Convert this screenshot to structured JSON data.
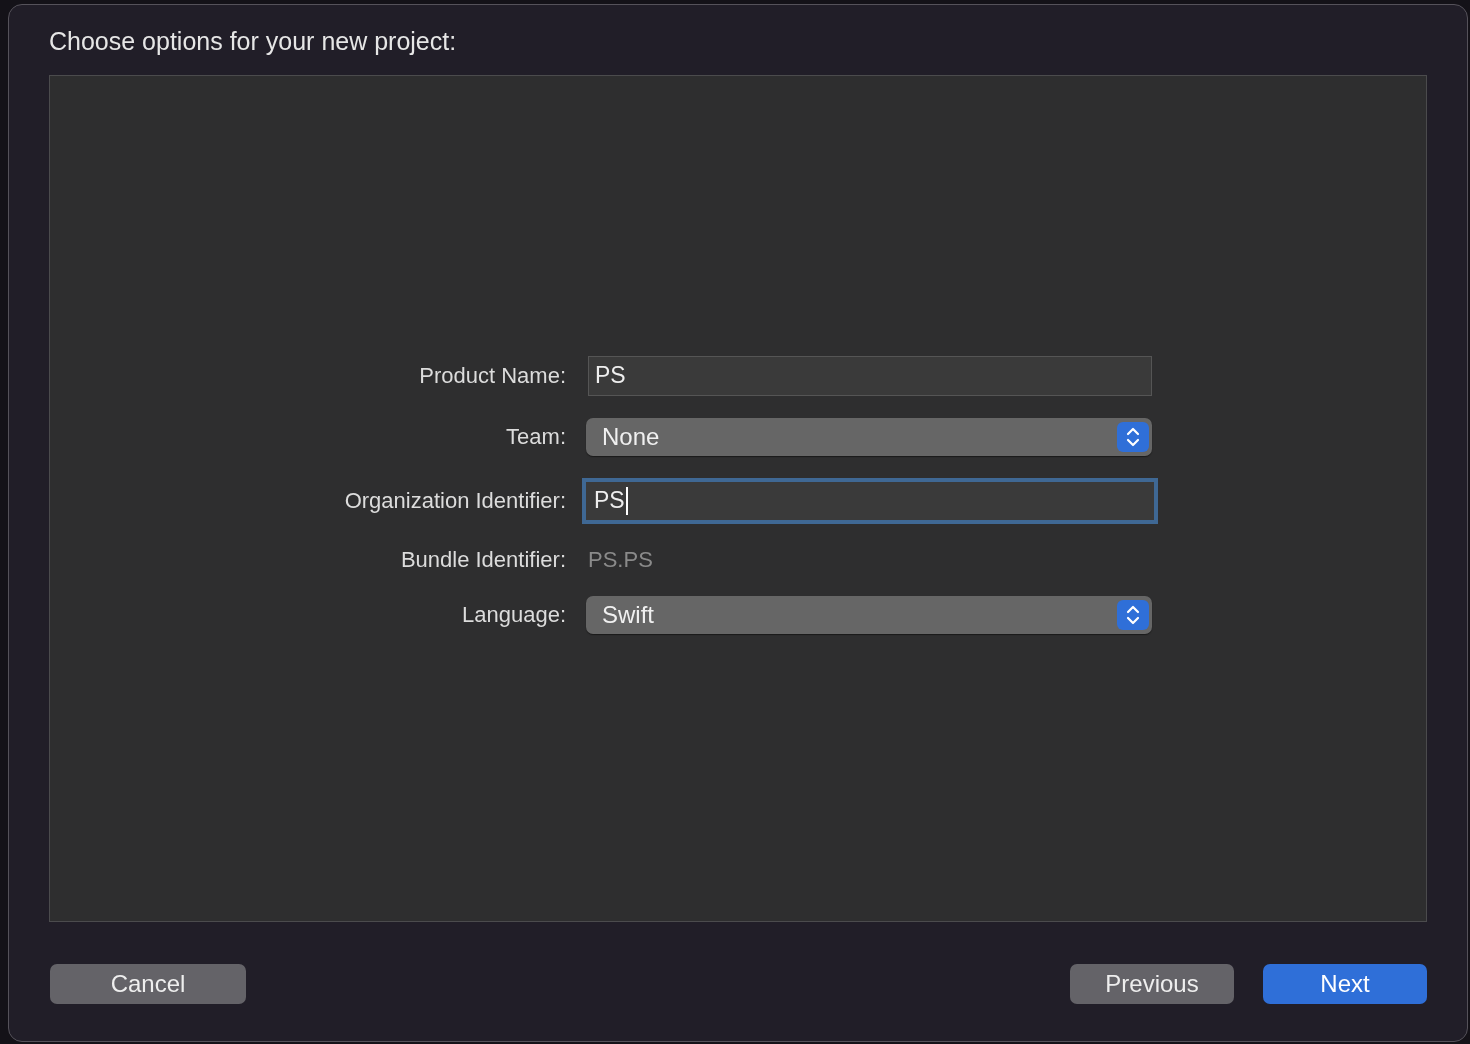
{
  "window": {
    "title": "Choose options for your new project:"
  },
  "fields": [
    {
      "kind": "text-field",
      "label": "Product Name:",
      "value": "PS",
      "focused": false
    },
    {
      "kind": "popup",
      "label": "Team:",
      "value": "None"
    },
    {
      "kind": "text-field",
      "label": "Organization Identifier:",
      "value": "PS",
      "focused": true
    },
    {
      "kind": "static",
      "label": "Bundle Identifier:",
      "value": "PS.PS"
    },
    {
      "kind": "popup",
      "label": "Language:",
      "value": "Swift"
    }
  ],
  "left_buttons": [
    {
      "label": "Cancel",
      "primary": false
    }
  ],
  "right_buttons": [
    {
      "label": "Previous",
      "primary": false
    },
    {
      "label": "Next",
      "primary": true
    }
  ]
}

· · · · · · ·

* **Set problem**
Transcribe every line from the records above without alteration, and leave out the images.

* **Written response**
Convert this screenshot to structured JSON data.
{
  "window": {
    "title": "Choose options for your new project:"
  },
  "fields": [
    {
      "kind": "text-field",
      "label": "Product Name:",
      "value": "PS",
      "focused": false
    },
    {
      "kind": "popup",
      "label": "Team:",
      "value": "None"
    },
    {
      "kind": "text-field",
      "label": "Organization Identifier:",
      "value": "PS",
      "focused": true
    },
    {
      "kind": "static",
      "label": "Bundle Identifier:",
      "value": "PS.PS"
    },
    {
      "kind": "popup",
      "label": "Language:",
      "value": "Swift"
    }
  ],
  "left_buttons": [
    {
      "label": "Cancel",
      "primary": false
    }
  ],
  "right_buttons": [
    {
      "label": "Previous",
      "primary": false
    },
    {
      "label": "Next",
      "primary": true
    }
  ]
}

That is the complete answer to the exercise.